TASK DIRECTIONS
Copy out every record below, word for word.
▶
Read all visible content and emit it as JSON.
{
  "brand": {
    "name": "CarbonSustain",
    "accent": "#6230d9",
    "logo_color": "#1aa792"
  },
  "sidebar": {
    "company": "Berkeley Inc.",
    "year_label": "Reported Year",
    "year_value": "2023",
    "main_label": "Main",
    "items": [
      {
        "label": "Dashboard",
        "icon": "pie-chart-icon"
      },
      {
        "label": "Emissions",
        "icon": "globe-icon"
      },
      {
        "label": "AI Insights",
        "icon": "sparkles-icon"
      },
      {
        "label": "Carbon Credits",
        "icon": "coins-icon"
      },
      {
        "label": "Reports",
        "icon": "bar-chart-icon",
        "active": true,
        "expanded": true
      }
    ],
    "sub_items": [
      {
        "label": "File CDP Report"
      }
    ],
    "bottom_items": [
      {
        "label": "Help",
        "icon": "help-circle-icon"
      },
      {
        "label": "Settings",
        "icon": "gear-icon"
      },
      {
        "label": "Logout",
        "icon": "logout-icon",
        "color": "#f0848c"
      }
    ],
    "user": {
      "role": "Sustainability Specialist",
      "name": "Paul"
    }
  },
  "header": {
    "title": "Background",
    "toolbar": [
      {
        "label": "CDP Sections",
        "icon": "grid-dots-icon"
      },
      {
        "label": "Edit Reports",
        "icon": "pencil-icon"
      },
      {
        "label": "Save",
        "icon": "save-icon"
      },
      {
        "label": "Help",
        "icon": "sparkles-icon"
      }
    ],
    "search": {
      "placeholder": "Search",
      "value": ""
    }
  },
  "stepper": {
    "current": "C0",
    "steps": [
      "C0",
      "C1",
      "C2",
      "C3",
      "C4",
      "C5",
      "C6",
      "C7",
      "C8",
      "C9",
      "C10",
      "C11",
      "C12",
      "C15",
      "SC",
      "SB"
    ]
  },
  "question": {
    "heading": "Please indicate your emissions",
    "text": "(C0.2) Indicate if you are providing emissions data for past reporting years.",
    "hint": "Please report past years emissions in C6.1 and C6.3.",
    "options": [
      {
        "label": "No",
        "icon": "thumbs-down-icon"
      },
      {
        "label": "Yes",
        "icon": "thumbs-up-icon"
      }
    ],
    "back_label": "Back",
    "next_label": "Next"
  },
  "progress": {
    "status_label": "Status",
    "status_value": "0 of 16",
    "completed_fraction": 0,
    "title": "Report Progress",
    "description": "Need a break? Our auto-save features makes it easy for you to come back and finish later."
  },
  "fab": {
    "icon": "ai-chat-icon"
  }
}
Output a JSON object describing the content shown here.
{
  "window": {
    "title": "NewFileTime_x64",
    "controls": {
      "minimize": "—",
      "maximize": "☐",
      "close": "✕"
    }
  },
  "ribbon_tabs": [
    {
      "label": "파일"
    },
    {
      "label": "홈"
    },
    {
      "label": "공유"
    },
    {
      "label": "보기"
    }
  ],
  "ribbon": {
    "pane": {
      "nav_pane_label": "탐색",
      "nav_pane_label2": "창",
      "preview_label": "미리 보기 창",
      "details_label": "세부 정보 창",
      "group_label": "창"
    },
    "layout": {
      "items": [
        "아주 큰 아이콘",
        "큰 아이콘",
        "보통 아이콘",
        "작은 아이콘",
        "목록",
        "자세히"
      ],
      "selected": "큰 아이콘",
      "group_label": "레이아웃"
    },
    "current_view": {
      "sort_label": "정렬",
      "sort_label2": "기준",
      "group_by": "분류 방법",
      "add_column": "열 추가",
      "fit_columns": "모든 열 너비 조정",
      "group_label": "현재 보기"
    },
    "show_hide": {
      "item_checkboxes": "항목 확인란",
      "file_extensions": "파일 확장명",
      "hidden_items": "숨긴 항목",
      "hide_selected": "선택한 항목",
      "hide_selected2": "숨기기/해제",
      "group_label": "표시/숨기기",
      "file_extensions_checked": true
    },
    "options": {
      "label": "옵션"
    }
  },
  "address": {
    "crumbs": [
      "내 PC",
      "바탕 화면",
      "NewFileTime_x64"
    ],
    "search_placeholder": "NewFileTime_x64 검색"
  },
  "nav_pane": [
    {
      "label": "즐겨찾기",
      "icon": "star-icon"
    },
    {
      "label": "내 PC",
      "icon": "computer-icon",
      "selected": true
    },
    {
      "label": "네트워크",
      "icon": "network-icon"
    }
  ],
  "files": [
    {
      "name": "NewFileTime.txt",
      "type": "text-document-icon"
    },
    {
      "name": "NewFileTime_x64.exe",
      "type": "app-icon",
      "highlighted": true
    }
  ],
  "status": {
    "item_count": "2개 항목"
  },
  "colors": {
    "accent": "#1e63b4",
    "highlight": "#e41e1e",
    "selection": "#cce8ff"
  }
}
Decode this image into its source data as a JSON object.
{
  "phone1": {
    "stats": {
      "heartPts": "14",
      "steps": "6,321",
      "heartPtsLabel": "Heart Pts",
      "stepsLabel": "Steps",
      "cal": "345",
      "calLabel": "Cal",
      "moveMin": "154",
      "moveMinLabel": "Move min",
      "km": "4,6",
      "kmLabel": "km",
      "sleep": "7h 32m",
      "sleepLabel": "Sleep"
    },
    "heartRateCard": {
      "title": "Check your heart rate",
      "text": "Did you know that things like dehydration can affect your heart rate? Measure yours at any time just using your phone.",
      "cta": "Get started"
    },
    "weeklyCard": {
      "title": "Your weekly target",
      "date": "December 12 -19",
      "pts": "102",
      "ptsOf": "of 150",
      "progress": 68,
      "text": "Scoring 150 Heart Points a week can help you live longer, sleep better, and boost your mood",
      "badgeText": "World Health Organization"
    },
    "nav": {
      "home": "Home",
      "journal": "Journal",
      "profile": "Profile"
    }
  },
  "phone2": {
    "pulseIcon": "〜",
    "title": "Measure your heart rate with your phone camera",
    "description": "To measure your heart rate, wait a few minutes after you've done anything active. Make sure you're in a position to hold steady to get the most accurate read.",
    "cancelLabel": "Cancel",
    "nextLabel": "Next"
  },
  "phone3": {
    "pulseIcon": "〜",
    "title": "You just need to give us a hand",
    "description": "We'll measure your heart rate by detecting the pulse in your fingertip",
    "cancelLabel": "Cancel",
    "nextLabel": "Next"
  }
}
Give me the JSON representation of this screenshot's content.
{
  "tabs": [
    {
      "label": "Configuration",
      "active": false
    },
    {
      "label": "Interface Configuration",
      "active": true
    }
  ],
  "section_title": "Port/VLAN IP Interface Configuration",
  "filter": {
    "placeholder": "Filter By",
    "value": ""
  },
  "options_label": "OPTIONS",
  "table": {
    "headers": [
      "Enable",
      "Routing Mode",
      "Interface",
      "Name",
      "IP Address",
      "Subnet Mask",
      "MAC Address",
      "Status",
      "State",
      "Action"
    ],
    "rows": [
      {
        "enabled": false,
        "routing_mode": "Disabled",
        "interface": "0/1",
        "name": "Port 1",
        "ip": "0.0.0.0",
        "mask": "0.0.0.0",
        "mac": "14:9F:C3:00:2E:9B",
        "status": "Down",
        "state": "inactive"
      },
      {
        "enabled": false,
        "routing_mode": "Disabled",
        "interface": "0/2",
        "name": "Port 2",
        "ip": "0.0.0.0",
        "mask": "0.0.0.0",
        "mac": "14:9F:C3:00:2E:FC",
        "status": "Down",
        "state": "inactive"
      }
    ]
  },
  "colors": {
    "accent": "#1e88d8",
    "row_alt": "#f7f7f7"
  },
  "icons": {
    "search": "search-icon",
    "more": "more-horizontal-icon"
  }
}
◀
OUTPUT FOR THIS TASK
Read all visible content and emit it as JSON.
{
  "brand": {
    "name": "CarbonSustain",
    "accent": "#6230d9",
    "logo_color": "#1aa792"
  },
  "sidebar": {
    "company": "Berkeley Inc.",
    "year_label": "Reported Year",
    "year_value": "2023",
    "main_label": "Main",
    "items": [
      {
        "label": "Dashboard",
        "icon": "pie-chart-icon"
      },
      {
        "label": "Emissions",
        "icon": "globe-icon"
      },
      {
        "label": "AI Insights",
        "icon": "sparkles-icon"
      },
      {
        "label": "Carbon Credits",
        "icon": "coins-icon"
      },
      {
        "label": "Reports",
        "icon": "bar-chart-icon",
        "active": true,
        "expanded": true
      }
    ],
    "sub_items": [
      {
        "label": "File CDP Report"
      }
    ],
    "bottom_items": [
      {
        "label": "Help",
        "icon": "help-circle-icon"
      },
      {
        "label": "Settings",
        "icon": "gear-icon"
      },
      {
        "label": "Logout",
        "icon": "logout-icon",
        "color": "#f0848c"
      }
    ],
    "user": {
      "role": "Sustainability Specialist",
      "name": "Paul"
    }
  },
  "header": {
    "title": "Background",
    "toolbar": [
      {
        "label": "CDP Sections",
        "icon": "grid-dots-icon"
      },
      {
        "label": "Edit Reports",
        "icon": "pencil-icon"
      },
      {
        "label": "Save",
        "icon": "save-icon"
      },
      {
        "label": "Help",
        "icon": "sparkles-icon"
      }
    ],
    "search": {
      "placeholder": "Search",
      "value": ""
    }
  },
  "stepper": {
    "current": "C0",
    "steps": [
      "C0",
      "C1",
      "C2",
      "C3",
      "C4",
      "C5",
      "C6",
      "C7",
      "C8",
      "C9",
      "C10",
      "C11",
      "C12",
      "C15",
      "SC",
      "SB"
    ]
  },
  "question": {
    "heading": "Please indicate your emissions",
    "text": "(C0.2) Indicate if you are providing emissions data for past reporting years.",
    "hint": "Please report past years emissions in C6.1 and C6.3.",
    "options": [
      {
        "label": "No",
        "icon": "thumbs-down-icon"
      },
      {
        "label": "Yes",
        "icon": "thumbs-up-icon"
      }
    ],
    "back_label": "Back",
    "next_label": "Next"
  },
  "progress": {
    "status_label": "Status",
    "status_value": "0 of 16",
    "completed_fraction": 0,
    "title": "Report Progress",
    "description": "Need a break? Our auto-save features makes it easy for you to come back and finish later."
  },
  "fab": {
    "icon": "ai-chat-icon"
  }
}
Output a JSON object describing the content shown here.
{
  "window": {
    "title": "NewFileTime_x64",
    "controls": {
      "minimize": "—",
      "maximize": "☐",
      "close": "✕"
    }
  },
  "ribbon_tabs": [
    {
      "label": "파일"
    },
    {
      "label": "홈"
    },
    {
      "label": "공유"
    },
    {
      "label": "보기"
    }
  ],
  "ribbon": {
    "pane": {
      "nav_pane_label": "탐색",
      "nav_pane_label2": "창",
      "preview_label": "미리 보기 창",
      "details_label": "세부 정보 창",
      "group_label": "창"
    },
    "layout": {
      "items": [
        "아주 큰 아이콘",
        "큰 아이콘",
        "보통 아이콘",
        "작은 아이콘",
        "목록",
        "자세히"
      ],
      "selected": "큰 아이콘",
      "group_label": "레이아웃"
    },
    "current_view": {
      "sort_label": "정렬",
      "sort_label2": "기준",
      "group_by": "분류 방법",
      "add_column": "열 추가",
      "fit_columns": "모든 열 너비 조정",
      "group_label": "현재 보기"
    },
    "show_hide": {
      "item_checkboxes": "항목 확인란",
      "file_extensions": "파일 확장명",
      "hidden_items": "숨긴 항목",
      "hide_selected": "선택한 항목",
      "hide_selected2": "숨기기/해제",
      "group_label": "표시/숨기기",
      "file_extensions_checked": true
    },
    "options": {
      "label": "옵션"
    }
  },
  "address": {
    "crumbs": [
      "내 PC",
      "바탕 화면",
      "NewFileTime_x64"
    ],
    "search_placeholder": "NewFileTime_x64 검색"
  },
  "nav_pane": [
    {
      "label": "즐겨찾기",
      "icon": "star-icon"
    },
    {
      "label": "내 PC",
      "icon": "computer-icon",
      "selected": true
    },
    {
      "label": "네트워크",
      "icon": "network-icon"
    }
  ],
  "files": [
    {
      "name": "NewFileTime.txt",
      "type": "text-document-icon"
    },
    {
      "name": "NewFileTime_x64.exe",
      "type": "app-icon",
      "highlighted": true
    }
  ],
  "status": {
    "item_count": "2개 항목"
  },
  "colors": {
    "accent": "#1e63b4",
    "highlight": "#e41e1e",
    "selection": "#cce8ff"
  }
}
Decode this image into its source data as a JSON object.
{
  "phone1": {
    "stats": {
      "heartPts": "14",
      "steps": "6,321",
      "heartPtsLabel": "Heart Pts",
      "stepsLabel": "Steps",
      "cal": "345",
      "calLabel": "Cal",
      "moveMin": "154",
      "moveMinLabel": "Move min",
      "km": "4,6",
      "kmLabel": "km",
      "sleep": "7h 32m",
      "sleepLabel": "Sleep"
    },
    "heartRateCard": {
      "title": "Check your heart rate",
      "text": "Did you know that things like dehydration can affect your heart rate? Measure yours at any time just using your phone.",
      "cta": "Get started"
    },
    "weeklyCard": {
      "title": "Your weekly target",
      "date": "December 12 -19",
      "pts": "102",
      "ptsOf": "of 150",
      "progress": 68,
      "text": "Scoring 150 Heart Points a week can help you live longer, sleep better, and boost your mood",
      "badgeText": "World Health Organization"
    },
    "nav": {
      "home": "Home",
      "journal": "Journal",
      "profile": "Profile"
    }
  },
  "phone2": {
    "pulseIcon": "〜",
    "title": "Measure your heart rate with your phone camera",
    "description": "To measure your heart rate, wait a few minutes after you've done anything active. Make sure you're in a position to hold steady to get the most accurate read.",
    "cancelLabel": "Cancel",
    "nextLabel": "Next"
  },
  "phone3": {
    "pulseIcon": "〜",
    "title": "You just need to give us a hand",
    "description": "We'll measure your heart rate by detecting the pulse in your fingertip",
    "cancelLabel": "Cancel",
    "nextLabel": "Next"
  }
}
Give me the JSON representation of this screenshot's content.
{
  "tabs": [
    {
      "label": "Configuration",
      "active": false
    },
    {
      "label": "Interface Configuration",
      "active": true
    }
  ],
  "section_title": "Port/VLAN IP Interface Configuration",
  "filter": {
    "placeholder": "Filter By",
    "value": ""
  },
  "options_label": "OPTIONS",
  "table": {
    "headers": [
      "Enable",
      "Routing Mode",
      "Interface",
      "Name",
      "IP Address",
      "Subnet Mask",
      "MAC Address",
      "Status",
      "State",
      "Action"
    ],
    "rows": [
      {
        "enabled": false,
        "routing_mode": "Disabled",
        "interface": "0/1",
        "name": "Port 1",
        "ip": "0.0.0.0",
        "mask": "0.0.0.0",
        "mac": "14:9F:C3:00:2E:9B",
        "status": "Down",
        "state": "inactive"
      },
      {
        "enabled": false,
        "routing_mode": "Disabled",
        "interface": "0/2",
        "name": "Port 2",
        "ip": "0.0.0.0",
        "mask": "0.0.0.0",
        "mac": "14:9F:C3:00:2E:FC",
        "status": "Down",
        "state": "inactive"
      }
    ]
  },
  "colors": {
    "accent": "#1e88d8",
    "row_alt": "#f7f7f7"
  },
  "icons": {
    "search": "search-icon",
    "more": "more-horizontal-icon"
  }
}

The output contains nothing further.